What you need to do:
1) In the obfuscation article, which exception does the crash log show?
2) Using the obfuscation article, decide whether each statement agrees with it: (a) the first release of the new feature caused thousands of crashes; (b) testing of the upgrade turned up issues; (c) the team stopped the rollout once the crashes appeared.

--- Provided passage Enclosed Below ---

Code Obfuscation Errors On Android: A Cautionary Tale
How the GoPay team solved an issue which caused thousands of crashes on our Android app.
By Karan Trehan
This story has 5 main characters: Gson, Dexguard, SharedPreferences, a misconfigured model, and thousands of crashes on our Android app. A few of our readers know exactly where this is going. For the rest of the lucky ones who don’t, please follow along to ensure you don’t make this easily avoidable mistake on your Android apps.
The backstory
We, at GoPay, developed a new feature for our Android app. The app was tested by the developers and the QA team extensively. Post the approval of build sanity, the app was rolled out to users on Google Play and everything was fine. We then made some changes to the feature and released a new upgrade. The upgrade too was tested by the developers and the QA team extensively. No issues were reported. But when the new upgrade was rolled out on Google Play, we started seeing thousands of crashes. The crash log looked like below:
Fatal Exception: java.lang.NullPointerException
Attempt to invoke virtual method 'int java.lang.Object.hashCode()' on a null object reference
Seeing the large number of crashes we immediately halted the rollout, rolled back and started to look for the root cause.

--- End of Enclosed Provided passage ---
--- Records Enclosed Below ---

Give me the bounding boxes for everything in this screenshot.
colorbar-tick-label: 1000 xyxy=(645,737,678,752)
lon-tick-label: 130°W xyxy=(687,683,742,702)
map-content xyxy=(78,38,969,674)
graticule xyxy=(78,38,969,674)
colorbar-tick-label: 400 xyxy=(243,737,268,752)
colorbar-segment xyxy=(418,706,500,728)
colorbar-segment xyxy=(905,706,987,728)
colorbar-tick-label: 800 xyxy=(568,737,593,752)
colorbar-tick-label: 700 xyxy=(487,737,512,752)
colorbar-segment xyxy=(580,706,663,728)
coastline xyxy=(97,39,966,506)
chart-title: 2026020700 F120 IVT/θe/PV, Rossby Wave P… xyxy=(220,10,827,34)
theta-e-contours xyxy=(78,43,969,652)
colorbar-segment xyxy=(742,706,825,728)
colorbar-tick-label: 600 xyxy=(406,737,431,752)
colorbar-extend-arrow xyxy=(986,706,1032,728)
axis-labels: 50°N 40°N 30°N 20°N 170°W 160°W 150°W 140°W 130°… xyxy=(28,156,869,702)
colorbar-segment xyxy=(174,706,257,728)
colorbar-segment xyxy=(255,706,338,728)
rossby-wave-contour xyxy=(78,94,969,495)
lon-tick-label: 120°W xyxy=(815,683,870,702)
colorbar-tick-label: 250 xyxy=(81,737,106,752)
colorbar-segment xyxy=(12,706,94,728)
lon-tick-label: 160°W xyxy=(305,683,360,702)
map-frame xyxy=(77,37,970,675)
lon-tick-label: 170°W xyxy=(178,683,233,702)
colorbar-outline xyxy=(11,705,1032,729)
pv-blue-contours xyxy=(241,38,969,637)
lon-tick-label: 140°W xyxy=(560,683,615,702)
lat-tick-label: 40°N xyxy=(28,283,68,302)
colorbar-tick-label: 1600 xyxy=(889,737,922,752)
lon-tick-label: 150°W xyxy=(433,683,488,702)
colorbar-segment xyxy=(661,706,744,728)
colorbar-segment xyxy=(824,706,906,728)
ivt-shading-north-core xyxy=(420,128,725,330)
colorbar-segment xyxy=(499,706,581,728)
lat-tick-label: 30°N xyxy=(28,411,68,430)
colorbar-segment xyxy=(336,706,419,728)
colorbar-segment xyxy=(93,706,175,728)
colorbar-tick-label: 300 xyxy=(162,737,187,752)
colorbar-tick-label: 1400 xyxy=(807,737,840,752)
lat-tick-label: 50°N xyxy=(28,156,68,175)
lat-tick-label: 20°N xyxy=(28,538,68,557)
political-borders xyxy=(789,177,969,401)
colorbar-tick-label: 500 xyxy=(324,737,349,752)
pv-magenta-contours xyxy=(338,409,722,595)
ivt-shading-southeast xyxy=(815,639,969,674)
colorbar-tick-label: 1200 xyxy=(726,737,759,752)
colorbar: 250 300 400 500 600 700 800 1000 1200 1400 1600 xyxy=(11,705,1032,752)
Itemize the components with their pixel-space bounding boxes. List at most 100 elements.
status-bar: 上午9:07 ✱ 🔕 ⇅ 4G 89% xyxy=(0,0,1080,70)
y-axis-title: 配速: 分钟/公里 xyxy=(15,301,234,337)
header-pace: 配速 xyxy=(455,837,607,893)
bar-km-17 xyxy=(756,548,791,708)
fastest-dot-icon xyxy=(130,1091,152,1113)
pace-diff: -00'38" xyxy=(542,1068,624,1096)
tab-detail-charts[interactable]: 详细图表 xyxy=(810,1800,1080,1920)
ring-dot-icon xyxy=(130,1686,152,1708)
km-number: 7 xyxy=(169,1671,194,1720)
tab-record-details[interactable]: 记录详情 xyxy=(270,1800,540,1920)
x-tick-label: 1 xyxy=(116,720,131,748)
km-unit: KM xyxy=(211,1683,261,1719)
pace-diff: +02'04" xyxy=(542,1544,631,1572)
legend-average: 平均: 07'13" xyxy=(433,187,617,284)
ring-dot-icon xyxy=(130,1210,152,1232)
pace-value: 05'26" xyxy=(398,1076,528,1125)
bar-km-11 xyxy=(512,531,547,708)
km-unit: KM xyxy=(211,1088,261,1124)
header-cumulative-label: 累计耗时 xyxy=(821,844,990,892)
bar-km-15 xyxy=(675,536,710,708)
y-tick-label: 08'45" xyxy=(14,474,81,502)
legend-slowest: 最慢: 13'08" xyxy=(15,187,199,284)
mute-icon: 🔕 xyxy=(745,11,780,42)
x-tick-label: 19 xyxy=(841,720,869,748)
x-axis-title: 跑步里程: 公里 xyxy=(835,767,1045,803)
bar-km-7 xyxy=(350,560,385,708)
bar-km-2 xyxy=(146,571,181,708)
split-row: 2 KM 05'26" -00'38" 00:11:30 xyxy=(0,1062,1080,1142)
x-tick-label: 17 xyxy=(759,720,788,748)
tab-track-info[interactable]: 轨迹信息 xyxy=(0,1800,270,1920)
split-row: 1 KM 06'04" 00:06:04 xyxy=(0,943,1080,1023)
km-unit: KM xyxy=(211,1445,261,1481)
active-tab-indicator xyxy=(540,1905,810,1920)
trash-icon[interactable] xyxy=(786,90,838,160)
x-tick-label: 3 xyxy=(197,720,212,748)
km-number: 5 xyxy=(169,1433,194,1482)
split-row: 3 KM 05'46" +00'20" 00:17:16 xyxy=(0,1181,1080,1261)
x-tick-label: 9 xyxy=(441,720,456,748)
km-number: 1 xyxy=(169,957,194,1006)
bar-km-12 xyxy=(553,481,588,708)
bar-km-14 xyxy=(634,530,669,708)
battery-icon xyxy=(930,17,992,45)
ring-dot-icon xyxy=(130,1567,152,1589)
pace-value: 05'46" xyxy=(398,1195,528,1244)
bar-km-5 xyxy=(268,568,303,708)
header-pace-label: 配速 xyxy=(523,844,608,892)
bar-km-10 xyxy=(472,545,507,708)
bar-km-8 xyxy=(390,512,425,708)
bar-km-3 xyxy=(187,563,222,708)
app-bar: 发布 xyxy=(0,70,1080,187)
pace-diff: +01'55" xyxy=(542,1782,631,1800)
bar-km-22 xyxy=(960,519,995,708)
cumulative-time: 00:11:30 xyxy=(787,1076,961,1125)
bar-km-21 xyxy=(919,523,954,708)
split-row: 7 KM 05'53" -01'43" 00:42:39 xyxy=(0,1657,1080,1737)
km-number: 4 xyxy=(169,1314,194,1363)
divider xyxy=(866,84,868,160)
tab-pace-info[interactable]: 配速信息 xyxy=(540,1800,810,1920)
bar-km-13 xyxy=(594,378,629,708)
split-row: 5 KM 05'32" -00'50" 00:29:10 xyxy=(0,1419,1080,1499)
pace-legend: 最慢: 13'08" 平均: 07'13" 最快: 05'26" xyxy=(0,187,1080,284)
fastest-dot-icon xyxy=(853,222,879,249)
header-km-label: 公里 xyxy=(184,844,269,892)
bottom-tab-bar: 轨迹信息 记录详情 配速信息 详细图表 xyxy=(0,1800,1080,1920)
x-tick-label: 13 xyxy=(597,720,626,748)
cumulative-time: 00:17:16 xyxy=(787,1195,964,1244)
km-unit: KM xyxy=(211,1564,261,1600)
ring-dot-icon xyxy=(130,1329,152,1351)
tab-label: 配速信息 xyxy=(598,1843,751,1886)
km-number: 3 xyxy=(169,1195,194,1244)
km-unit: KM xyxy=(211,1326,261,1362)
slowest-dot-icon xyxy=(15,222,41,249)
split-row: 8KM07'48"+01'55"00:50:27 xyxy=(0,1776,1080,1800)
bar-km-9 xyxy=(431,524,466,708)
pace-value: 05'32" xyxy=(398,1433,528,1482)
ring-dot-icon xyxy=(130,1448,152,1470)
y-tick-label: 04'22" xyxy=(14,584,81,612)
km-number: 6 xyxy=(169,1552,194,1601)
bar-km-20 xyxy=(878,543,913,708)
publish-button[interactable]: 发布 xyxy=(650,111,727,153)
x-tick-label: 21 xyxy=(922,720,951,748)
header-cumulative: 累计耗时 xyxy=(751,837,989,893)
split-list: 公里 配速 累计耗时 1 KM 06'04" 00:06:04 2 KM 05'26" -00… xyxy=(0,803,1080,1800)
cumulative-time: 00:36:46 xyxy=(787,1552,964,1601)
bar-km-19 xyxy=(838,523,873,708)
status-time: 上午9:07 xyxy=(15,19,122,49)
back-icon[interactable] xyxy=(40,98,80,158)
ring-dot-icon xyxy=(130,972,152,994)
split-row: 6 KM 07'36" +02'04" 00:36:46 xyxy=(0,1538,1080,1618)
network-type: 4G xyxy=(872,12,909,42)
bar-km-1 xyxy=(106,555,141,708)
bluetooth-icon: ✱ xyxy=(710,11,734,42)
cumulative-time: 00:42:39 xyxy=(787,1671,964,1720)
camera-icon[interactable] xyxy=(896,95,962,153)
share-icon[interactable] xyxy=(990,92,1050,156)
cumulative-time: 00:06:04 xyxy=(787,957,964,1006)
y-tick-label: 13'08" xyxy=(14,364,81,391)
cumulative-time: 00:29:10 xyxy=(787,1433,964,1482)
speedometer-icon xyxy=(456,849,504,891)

--- End of Enclosed Records ---

Solutions:
1) A fatal java.lang.NullPointerException.

2)
(a) No: "the app was rolled out to users on Google Play and everything was fine."
(b) No: "No issues were reported."
(c) Yes: "we immediately halted the rollout, rolled back and started to look for the root cause."